*Reading passage*

^^^^^^^^^^^^^^^^

Chris Townsley

Personal information
- Full name: Christopher James Townsley
- Date of birth: 4 March 1985 (age 40)
- Place of birth: Edinburgh, Scotland
- Position: Defender

Youth career
- Hearts
- Ross County

Senior career*
- Years: Team / Apps / (Gls)
- 2004–2006: Ross County / 0 / (0)
- 2004–2005: → Alloa (loan) / 42 / (3)
- 2006–2010: Alloa / 122 / (5)
- 2010–2011: Spartans
- 2011–2013: Berwick Rangers / 58 / (0)
- 2013–2016: East Stirlingshire / 84 / (6)
- 2016–2017: Spartans
- 2017–2022: Broxburn Athletic

Managerial career
- 2020–2022: Broxburn Athletic (player-manager)

= Chris Townsley =

Scottish footballer

Chris Townsley (born 4 March 1985) is a Scottish retired professional footballer who plays as a defender. He is now an SFA referee.

==Club career==
Townsley began his career in the youth academy of Hearts before signing his first professional contract with Ross County in 2004. He joined Alloa on loan for the 2004–2005 season before signing for the Wasps permanently in 2006.

After 164 league appearances for the Wasps, he departed the club to sign for Spartans in 2010. After just a season at the club, he was on the move again and signed for Berwick Rangers in 2011. Townsley made 58 league appearances over two seasons for the Borderers.

Following his departure from Shielfield Park, the defender signed for East Stirlingshire in 2013 where he made 84 league appearances, scoring 6 goals.

Townsley returned to Spartans for the 2016–2017 season, but was soon the move again. In 2017, he signed for Broxburn Athletic, before becoming player-manager in 2020.

He resigned from the position and left the club in December 2022 following a 5–1 defeat to Linlithgow Rose.

^^^^^^^^^^^^^^^^

*Information supplied*
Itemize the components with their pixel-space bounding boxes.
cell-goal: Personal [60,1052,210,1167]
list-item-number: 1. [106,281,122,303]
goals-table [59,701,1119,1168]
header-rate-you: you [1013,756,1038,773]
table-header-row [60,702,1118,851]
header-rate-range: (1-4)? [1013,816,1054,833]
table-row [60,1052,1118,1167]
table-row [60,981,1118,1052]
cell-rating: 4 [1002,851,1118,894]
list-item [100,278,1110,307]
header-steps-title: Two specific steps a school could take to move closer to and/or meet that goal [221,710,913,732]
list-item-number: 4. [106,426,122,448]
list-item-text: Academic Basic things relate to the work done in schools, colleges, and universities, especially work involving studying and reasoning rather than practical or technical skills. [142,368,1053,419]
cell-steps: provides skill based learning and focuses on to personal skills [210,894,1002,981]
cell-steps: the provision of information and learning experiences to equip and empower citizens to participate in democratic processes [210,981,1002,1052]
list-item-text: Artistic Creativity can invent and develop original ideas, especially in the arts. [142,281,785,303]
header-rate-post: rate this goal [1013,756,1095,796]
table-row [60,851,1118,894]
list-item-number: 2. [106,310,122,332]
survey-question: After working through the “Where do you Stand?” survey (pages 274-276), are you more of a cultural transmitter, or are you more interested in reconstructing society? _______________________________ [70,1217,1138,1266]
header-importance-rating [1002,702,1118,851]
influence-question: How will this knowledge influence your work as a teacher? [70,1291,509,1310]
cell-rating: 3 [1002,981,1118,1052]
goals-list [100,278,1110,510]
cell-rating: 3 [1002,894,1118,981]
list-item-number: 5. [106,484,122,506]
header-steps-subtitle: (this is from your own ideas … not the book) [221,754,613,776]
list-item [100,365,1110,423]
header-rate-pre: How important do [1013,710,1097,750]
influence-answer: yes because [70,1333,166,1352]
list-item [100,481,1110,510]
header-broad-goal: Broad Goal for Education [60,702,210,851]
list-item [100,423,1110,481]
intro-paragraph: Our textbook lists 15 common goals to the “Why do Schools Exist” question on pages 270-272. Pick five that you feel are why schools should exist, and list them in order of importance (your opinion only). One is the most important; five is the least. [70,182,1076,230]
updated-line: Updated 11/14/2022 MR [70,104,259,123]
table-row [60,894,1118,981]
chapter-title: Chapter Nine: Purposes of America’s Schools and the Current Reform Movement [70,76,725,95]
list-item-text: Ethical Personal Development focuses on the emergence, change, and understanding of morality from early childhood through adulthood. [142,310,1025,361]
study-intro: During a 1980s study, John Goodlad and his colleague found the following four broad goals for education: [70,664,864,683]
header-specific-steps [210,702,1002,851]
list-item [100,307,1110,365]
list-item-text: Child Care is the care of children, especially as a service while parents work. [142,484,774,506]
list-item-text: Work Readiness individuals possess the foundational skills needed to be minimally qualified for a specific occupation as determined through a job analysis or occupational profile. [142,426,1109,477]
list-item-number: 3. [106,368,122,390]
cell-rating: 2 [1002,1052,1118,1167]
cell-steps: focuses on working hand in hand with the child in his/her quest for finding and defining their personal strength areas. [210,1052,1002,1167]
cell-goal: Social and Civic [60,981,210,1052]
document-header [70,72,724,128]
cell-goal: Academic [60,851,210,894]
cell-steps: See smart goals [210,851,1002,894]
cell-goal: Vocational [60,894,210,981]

^^^^^^^^^^^^^^^^

*Exercise prompt*
Reproduce the passage of the Chris Townsley article starting at "- Place of birth: Edinburgh, Scotland" and ending at "Rangers / 58 / (0)". The entries have no connection to the article about Chris Townsley.

*The completed task*
- Place of birth: Edinburgh, Scotland
- Position: Defender

Youth career
- Hearts
- Ross County

Senior career*
- Years: Team / Apps / (Gls)
- 2004–2006: Ross County / 0 / (0)
- 2004–2005: → Alloa (loan) / 42 / (3)
- 2006–2010: Alloa / 122 / (5)
- 2010–2011: Spartans
- 2011–2013: Berwick Rangers / 58 / (0)